## GIVEN RECORDS
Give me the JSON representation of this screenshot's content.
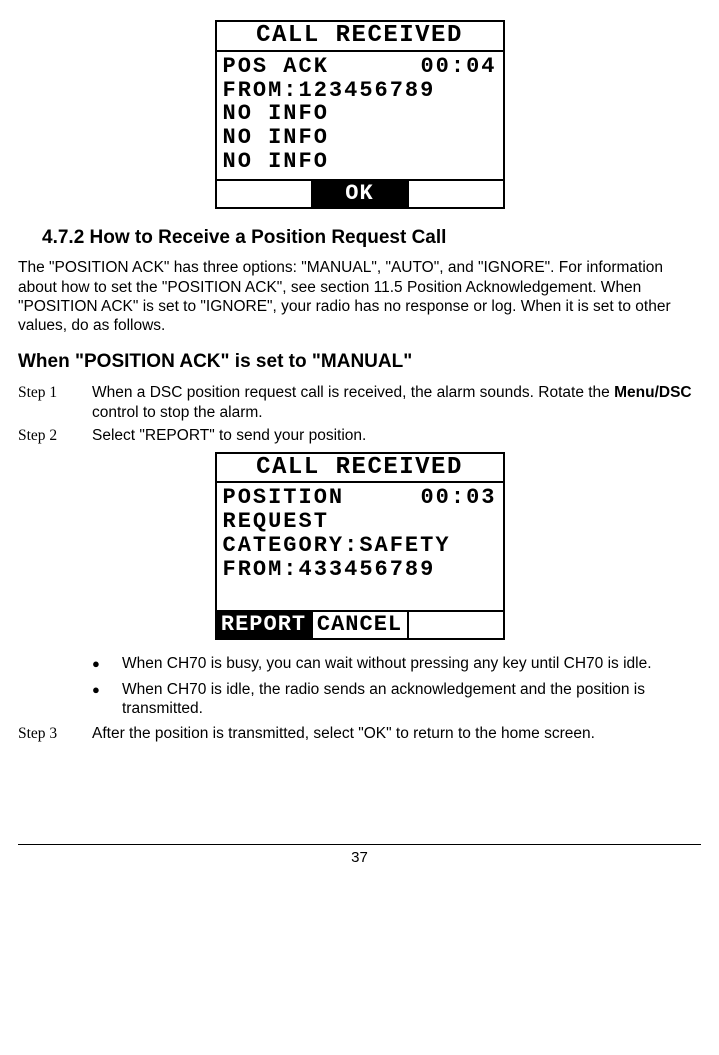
{
  "lcd1": {
    "header": "CALL RECEIVED",
    "line1_left": "POS ACK",
    "line1_right": "00:04",
    "line2": "FROM:123456789",
    "line3": "NO INFO",
    "line4": "NO INFO",
    "line5": "NO INFO",
    "soft_left": "",
    "soft_mid": "OK",
    "soft_right": ""
  },
  "section_number": "4.7.2",
  "section_title": "How to Receive a Position Request Call",
  "intro_text": "The \"POSITION ACK\" has three options: \"MANUAL\", \"AUTO\", and \"IGNORE\". For information about how to set the \"POSITION ACK\", see section 11.5 Position Acknowledgement. When \"POSITION ACK\" is set to \"IGNORE\", your radio has no response or log. When it is set to other values, do as follows.",
  "sub_heading": "When \"POSITION ACK\" is set to \"MANUAL\"",
  "step1_label": "Step 1",
  "step1_text_a": "When a DSC position request call is received, the alarm sounds. Rotate the ",
  "step1_bold": "Menu/DSC",
  "step1_text_b": " control to stop the alarm.",
  "step2_label": "Step 2",
  "step2_text": "Select \"REPORT\" to send your position.",
  "lcd2": {
    "header": "CALL RECEIVED",
    "line1_left": "POSITION",
    "line1_right": "00:03",
    "line2": "REQUEST",
    "line3": "CATEGORY:SAFETY",
    "line4": "FROM:433456789",
    "soft_left": "REPORT",
    "soft_mid": "CANCEL",
    "soft_right": ""
  },
  "bullet1": "When CH70 is busy, you can wait without pressing any key until CH70 is idle.",
  "bullet2": "When CH70 is idle, the radio sends an acknowledgement and the position is transmitted.",
  "step3_label": "Step 3",
  "step3_text": "After the position is transmitted, select \"OK\" to return to the home screen.",
  "page_number": "37"
}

## WHAT YOU ARE ASKED TO DO
Of the lines above, how many contain the string "idle"? Only the number is required.

## IN RESPONSE
2